**Exercise requirements:**
Take the entries below and print all of them exactly, please.

··· Data extract

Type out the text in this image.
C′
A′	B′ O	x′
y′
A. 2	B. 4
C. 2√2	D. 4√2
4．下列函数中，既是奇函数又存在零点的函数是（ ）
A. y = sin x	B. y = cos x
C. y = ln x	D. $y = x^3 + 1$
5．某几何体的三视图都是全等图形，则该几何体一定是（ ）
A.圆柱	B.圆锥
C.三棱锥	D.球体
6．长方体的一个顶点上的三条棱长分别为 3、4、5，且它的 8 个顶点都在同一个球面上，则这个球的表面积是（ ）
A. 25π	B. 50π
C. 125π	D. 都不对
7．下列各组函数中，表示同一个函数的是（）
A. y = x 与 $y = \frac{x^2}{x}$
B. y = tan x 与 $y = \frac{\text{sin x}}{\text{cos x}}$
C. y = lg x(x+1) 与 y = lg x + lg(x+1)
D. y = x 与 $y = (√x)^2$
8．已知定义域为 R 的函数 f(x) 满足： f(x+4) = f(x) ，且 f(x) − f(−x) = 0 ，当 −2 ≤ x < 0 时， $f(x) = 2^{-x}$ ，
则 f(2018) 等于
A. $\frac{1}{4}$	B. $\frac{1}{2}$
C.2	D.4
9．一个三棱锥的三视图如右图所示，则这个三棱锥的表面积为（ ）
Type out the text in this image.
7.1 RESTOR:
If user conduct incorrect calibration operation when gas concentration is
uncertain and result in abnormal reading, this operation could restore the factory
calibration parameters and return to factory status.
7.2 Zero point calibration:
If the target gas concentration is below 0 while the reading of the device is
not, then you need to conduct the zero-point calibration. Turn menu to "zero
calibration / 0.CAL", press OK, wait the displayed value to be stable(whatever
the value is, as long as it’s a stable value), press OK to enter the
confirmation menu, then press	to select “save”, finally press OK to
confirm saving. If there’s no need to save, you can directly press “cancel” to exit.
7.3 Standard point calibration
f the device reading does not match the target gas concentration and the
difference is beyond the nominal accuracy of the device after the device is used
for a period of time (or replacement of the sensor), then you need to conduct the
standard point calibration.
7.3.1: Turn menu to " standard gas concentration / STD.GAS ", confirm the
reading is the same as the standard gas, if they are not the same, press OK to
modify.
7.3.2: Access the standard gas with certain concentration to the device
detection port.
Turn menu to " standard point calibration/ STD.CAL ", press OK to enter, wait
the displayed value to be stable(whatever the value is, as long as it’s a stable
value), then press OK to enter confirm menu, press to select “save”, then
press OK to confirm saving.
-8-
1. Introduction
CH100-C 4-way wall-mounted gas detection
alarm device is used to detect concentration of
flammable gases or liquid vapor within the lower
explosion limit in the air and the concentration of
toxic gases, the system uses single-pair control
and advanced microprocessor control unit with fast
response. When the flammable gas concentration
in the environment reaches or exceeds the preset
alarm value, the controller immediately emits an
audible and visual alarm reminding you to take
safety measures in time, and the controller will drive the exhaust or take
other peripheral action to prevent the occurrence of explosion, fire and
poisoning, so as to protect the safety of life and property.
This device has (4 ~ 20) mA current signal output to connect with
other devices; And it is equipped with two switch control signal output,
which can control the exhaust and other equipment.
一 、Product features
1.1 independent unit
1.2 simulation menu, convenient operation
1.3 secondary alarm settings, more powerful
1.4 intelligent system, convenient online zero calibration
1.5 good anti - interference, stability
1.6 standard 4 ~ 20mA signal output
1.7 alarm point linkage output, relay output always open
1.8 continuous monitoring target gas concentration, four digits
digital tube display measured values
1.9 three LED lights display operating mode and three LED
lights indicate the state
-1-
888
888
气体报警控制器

······

**Result of the exercise:**
Type out the text in this image.
C′
A′	B′ O	x′
y′
A. 2	B. 4
C. 2√2	D. 4√2
4．下列函数中，既是奇函数又存在零点的函数是（ ）
A. y = sin x	B. y = cos x
C. y = ln x	D. $y = x^3 + 1$
5．某几何体的三视图都是全等图形，则该几何体一定是（ ）
A.圆柱	B.圆锥
C.三棱锥	D.球体
6．长方体的一个顶点上的三条棱长分别为 3、4、5，且它的 8 个顶点都在同一个球面上，则这个球的表面积是（ ）
A. 25π	B. 50π
C. 125π	D. 都不对
7．下列各组函数中，表示同一个函数的是（）
A. y = x 与 $y = \frac{x^2}{x}$
B. y = tan x 与 $y = \frac{\text{sin x}}{\text{cos x}}$
C. y = lg x(x+1) 与 y = lg x + lg(x+1)
D. y = x 与 $y = (√x)^2$
8．已知定义域为 R 的函数 f(x) 满足： f(x+4) = f(x) ，且 f(x) − f(−x) = 0 ，当 −2 ≤ x < 0 时， $f(x) = 2^{-x}$ ，
则 f(2018) 等于
A. $\frac{1}{4}$	B. $\frac{1}{2}$
C.2	D.4
9．一个三棱锥的三视图如右图所示，则这个三棱锥的表面积为（ ）
Type out the text in this image.
7.1 RESTOR:
If user conduct incorrect calibration operation when gas concentration is
uncertain and result in abnormal reading, this operation could restore the factory
calibration parameters and return to factory status.
7.2 Zero point calibration:
If the target gas concentration is below 0 while the reading of the device is
not, then you need to conduct the zero-point calibration. Turn menu to "zero
calibration / 0.CAL", press OK, wait the displayed value to be stable(whatever
the value is, as long as it’s a stable value), press OK to enter the
confirmation menu, then press	to select “save”, finally press OK to
confirm saving. If there’s no need to save, you can directly press “cancel” to exit.
7.3 Standard point calibration
f the device reading does not match the target gas concentration and the
difference is beyond the nominal accuracy of the device after the device is used
for a period of time (or replacement of the sensor), then you need to conduct the
standard point calibration.
7.3.1: Turn menu to " standard gas concentration / STD.GAS ", confirm the
reading is the same as the standard gas, if they are not the same, press OK to
modify.
7.3.2: Access the standard gas with certain concentration to the device
detection port.
Turn menu to " standard point calibration/ STD.CAL ", press OK to enter, wait
the displayed value to be stable(whatever the value is, as long as it’s a stable
value), then press OK to enter confirm menu, press to select “save”, then
press OK to confirm saving.
-8-
1. Introduction
CH100-C 4-way wall-mounted gas detection
alarm device is used to detect concentration of
flammable gases or liquid vapor within the lower
explosion limit in the air and the concentration of
toxic gases, the system uses single-pair control
and advanced microprocessor control unit with fast
response. When the flammable gas concentration
in the environment reaches or exceeds the preset
alarm value, the controller immediately emits an
audible and visual alarm reminding you to take
safety measures in time, and the controller will drive the exhaust or take
other peripheral action to prevent the occurrence of explosion, fire and
poisoning, so as to protect the safety of life and property.
This device has (4 ~ 20) mA current signal output to connect with
other devices; And it is equipped with two switch control signal output,
which can control the exhaust and other equipment.
一 、Product features
1.1 independent unit
1.2 simulation menu, convenient operation
1.3 secondary alarm settings, more powerful
1.4 intelligent system, convenient online zero calibration
1.5 good anti - interference, stability
1.6 standard 4 ~ 20mA signal output
1.7 alarm point linkage output, relay output always open
1.8 continuous monitoring target gas concentration, four digits
digital tube display measured values
1.9 three LED lights display operating mode and three LED
lights indicate the state
-1-
888
888
气体报警控制器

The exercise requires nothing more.